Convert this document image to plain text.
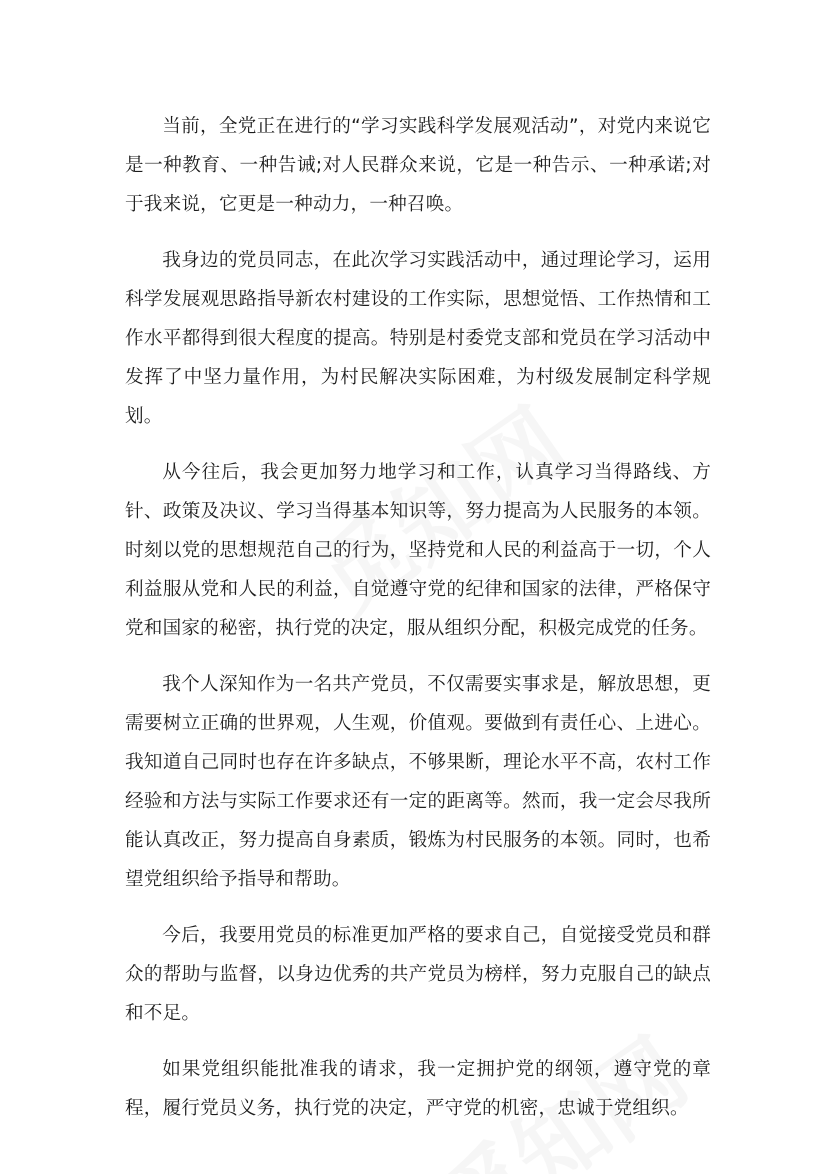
当前，全党正在进行的“学习实践科学发展观活动”，对党内来说它是一种教育、一种告诫;对人民群众来说，它是一种告示、一种承诺;对于我来说，它更是一种动力，一种召唤。

我身边的党员同志，在此次学习实践活动中，通过理论学习，运用科学发展观思路指导新农村建设的工作实际，思想觉悟、工作热情和工作水平都得到很大程度的提高。特别是村委党支部和党员在学习活动中发挥了中坚力量作用，为村民解决实际困难，为村级发展制定科学规划。

从今往后，我会更加努力地学习和工作，认真学习当得路线、方针、政策及决议、学习当得基本知识等，努力提高为人民服务的本领。时刻以党的思想规范自己的行为，坚持党和人民的利益高于一切，个人利益服从党和人民的利益，自觉遵守党的纪律和国家的法律，严格保守党和国家的秘密，执行党的决定，服从组织分配，积极完成党的任务。

我个人深知作为一名共产党员，不仅需要实事求是，解放思想，更需要树立正确的世界观，人生观，价值观。要做到有责任心、上进心。我知道自己同时也存在许多缺点，不够果断，理论水平不高，农村工作经验和方法与实际工作要求还有一定的距离等。然而，我一定会尽我所能认真改正，努力提高自身素质，锻炼为村民服务的本领。同时，也希望党组织给予指导和帮助。

今后，我要用党员的标准更加严格的要求自己，自觉接受党员和群众的帮助与监督，以身边优秀的共产党员为榜样，努力克服自己的缺点和不足。

如果党组织能批准我的请求，我一定拥护党的纲领，遵守党的章程，履行党员义务，执行党的决定，严守党的机密，忠诚于党组织。
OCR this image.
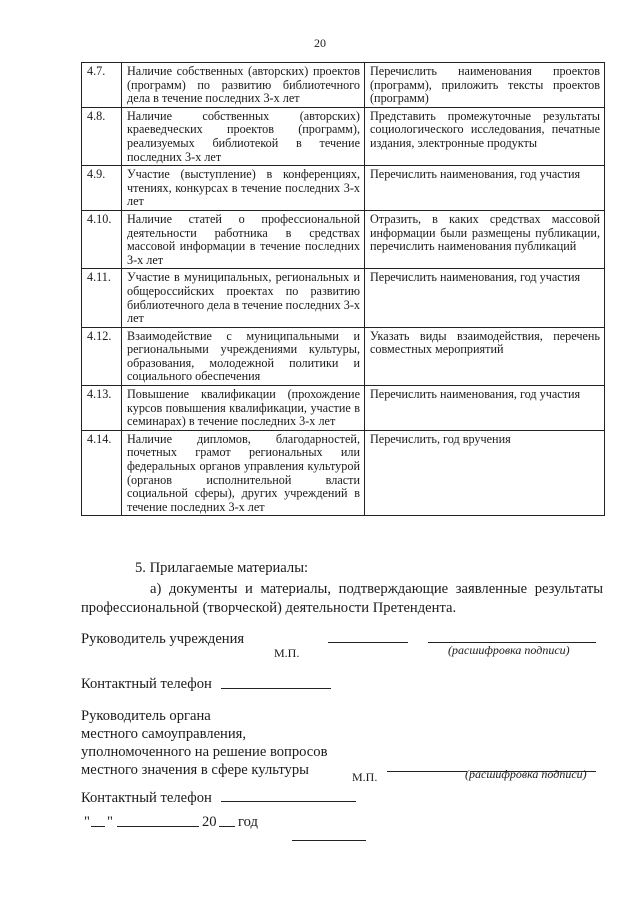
20
4.7.	Наличие собственных (авторских) проектов (программ) по развитию библиотечного дела в течение последних 3-х лет	Перечислить наименования проектов (программ), приложить тексты проектов (программ)
4.8.	Наличие собственных (авторских) краеведческих проектов (программ), реализуемых библиотекой в течение последних 3-х лет	Представить промежуточные результаты социологического исследования, печатные издания, электронные продукты
4.9.	Участие (выступление) в конференциях, чтениях, конкурсах в течение последних 3-х лет	Перечислить наименования, год участия
4.10.	Наличие статей о профессиональной деятельности работника в средствах массовой информации в течение последних 3-х лет	Отразить, в каких средствах массовой информации были размещены публикации, перечислить наименования публикаций
4.11.	Участие в муниципальных, региональных и общероссийских проектах по развитию библиотечного дела в течение последних 3-х лет	Перечислить наименования, год участия
4.12.	Взаимодействие с муниципальными и региональными учреждениями культуры, образования, молодежной политики и социального обеспечения	Указать виды взаимодействия, перечень совместных мероприятий
4.13.	Повышение квалификации (прохождение курсов повышения квалификации, участие в семинарах) в течение последних 3-х лет	Перечислить наименования, год участия
4.14.	Наличие дипломов, благодарностей, почетных грамот региональных или федеральных органов управления культурой (органов исполнительной власти социальной сферы), других учреждений в течение последних 3-х лет	Перечислить, год вручения
5. Прилагаемые материалы:
а) документы и материалы, подтверждающие заявленные результаты
профессиональной (творческой) деятельности Претендента.
Руководитель учреждения
М.П.	(расшифровка подписи)
Контактный телефон
Руководитель органа
местного самоуправления,
уполномоченного на решение вопросов
местного значения в сфере культуры	М.П.	(расшифровка подписи)
Контактный телефон
" "	20 год
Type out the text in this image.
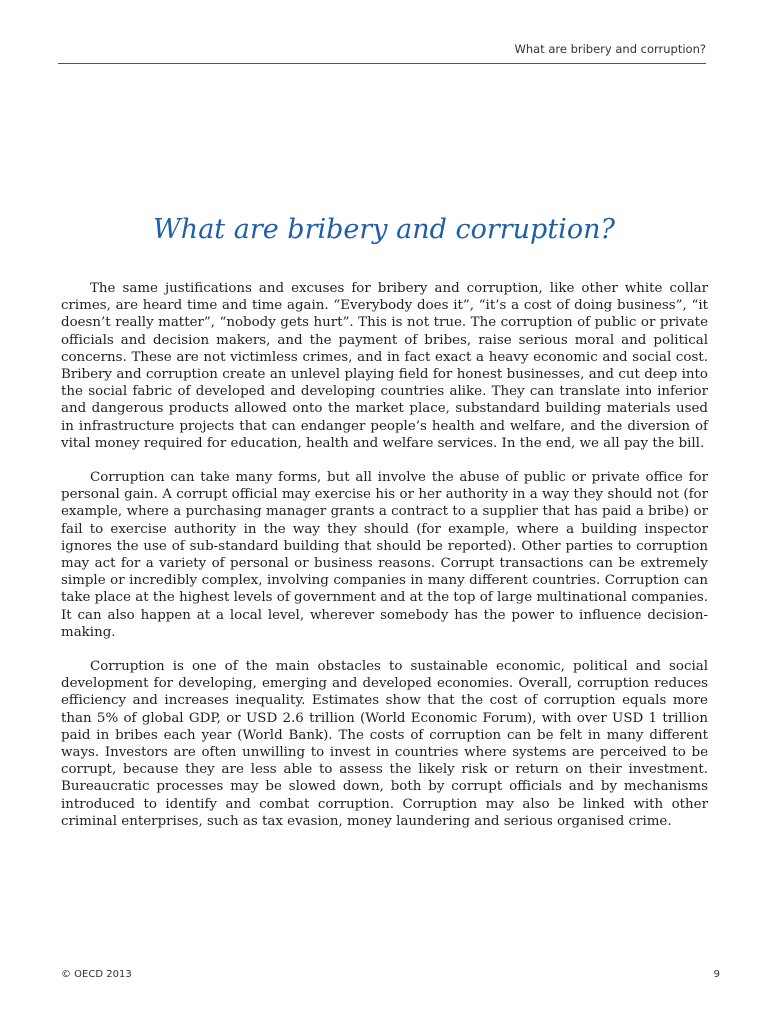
What are bribery and corruption?
What are bribery and corruption?

The same justifications and excuses for bribery and corruption, like other white collar crimes, are heard time and time again. “Everybody does it”, “it’s a cost of doing business”, “it doesn’t really matter”, “nobody gets hurt”. This is not true. The corruption of public or private officials and decision makers, and the payment of bribes, raise serious moral and political concerns. These are not victimless crimes, and in fact exact a heavy economic and social cost. Bribery and corruption create an unlevel playing field for honest businesses, and cut deep into the social fabric of developed and developing countries alike. They can translate into inferior and dangerous products allowed onto the market place, substandard building materials used in infrastructure projects that can endanger people’s health and welfare, and the diversion of vital money required for education, health and welfare services. In the end, we all pay the bill.

Corruption can take many forms, but all involve the abuse of public or private office for personal gain. A corrupt official may exercise his or her authority in a way they should not (for example, where a purchasing manager grants a contract to a supplier that has paid a bribe) or fail to exercise authority in the way they should (for example, where a building inspector ignores the use of sub-standard building that should be reported). Other parties to corruption may act for a variety of personal or business reasons. Corrupt transactions can be extremely simple or incredibly complex, involving companies in many different countries. Corruption can take place at the highest levels of government and at the top of large multinational companies. It can also happen at a local level, wherever somebody has the power to influence decision-making.

Corruption is one of the main obstacles to sustainable economic, political and social development for developing, emerging and developed economies. Overall, corruption reduces efficiency and increases inequality. Estimates show that the cost of corruption equals more than 5% of global GDP, or USD 2.6 trillion (World Economic Forum), with over USD 1 trillion paid in bribes each year (World Bank). The costs of corruption can be felt in many different ways. Investors are often unwilling to invest in countries where systems are perceived to be corrupt, because they are less able to assess the likely risk or return on their investment. Bureaucratic processes may be slowed down, both by corrupt officials and by mechanisms introduced to identify and combat corruption. Corruption may also be linked with other criminal enterprises, such as tax evasion, money laundering and serious organised crime.

© OECD 2013	9
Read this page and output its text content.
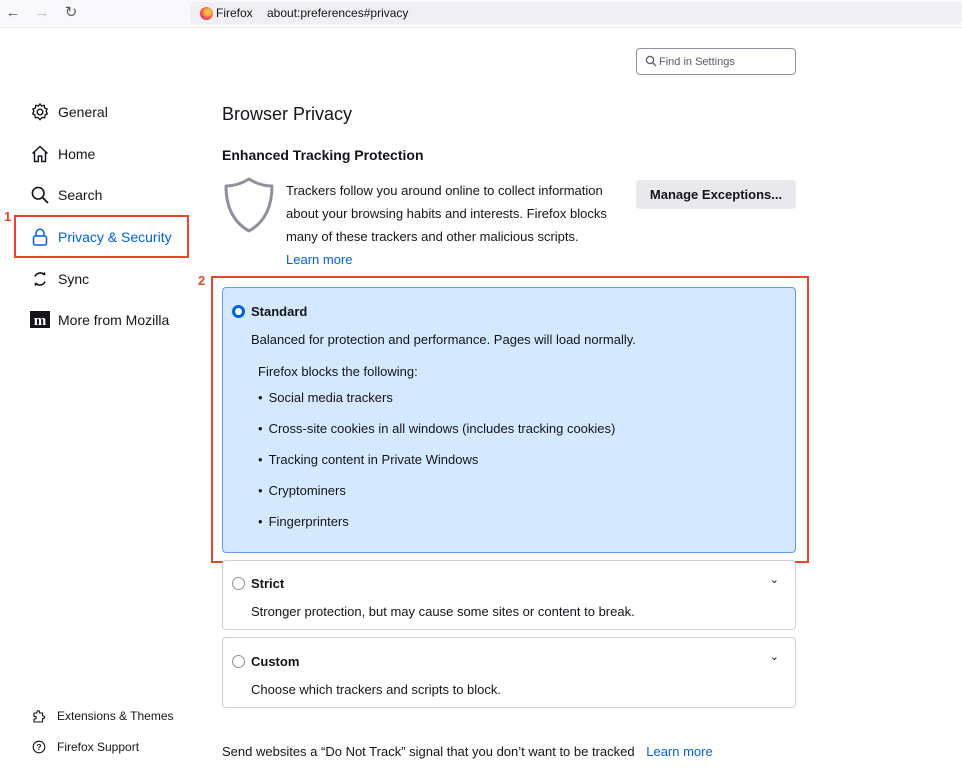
← → ↻	Firefox about:preferences#privacy
Find in Settings
General
Home
Search
Privacy & Security
Sync
m More from Mozilla
Extensions & Themes
? Firefox Support
1
Browser Privacy
Enhanced Tracking Protection
Trackers follow you around online to collect information about your browsing habits and interests. Firefox blocks many of these trackers and other malicious scripts.
Learn more
Manage Exceptions...
Standard
Balanced for protection and performance. Pages will load normally.
Firefox blocks the following:
• Social media trackers
• Cross-site cookies in all windows (includes tracking cookies)
• Tracking content in Private Windows
• Cryptominers
• Fingerprinters
2
Strict
Stronger protection, but may cause some sites or content to break.
⌄
Custom
Choose which trackers and scripts to block.
⌄
Send websites a “Do Not Track” signal that you don’t want to be tracked Learn more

AIM
Track down every line with the word "материалы" and copy it.

FULL OUTPUT
5. Прилагаемые материалы:
а) документы и материалы, подтверждающие заявленные результаты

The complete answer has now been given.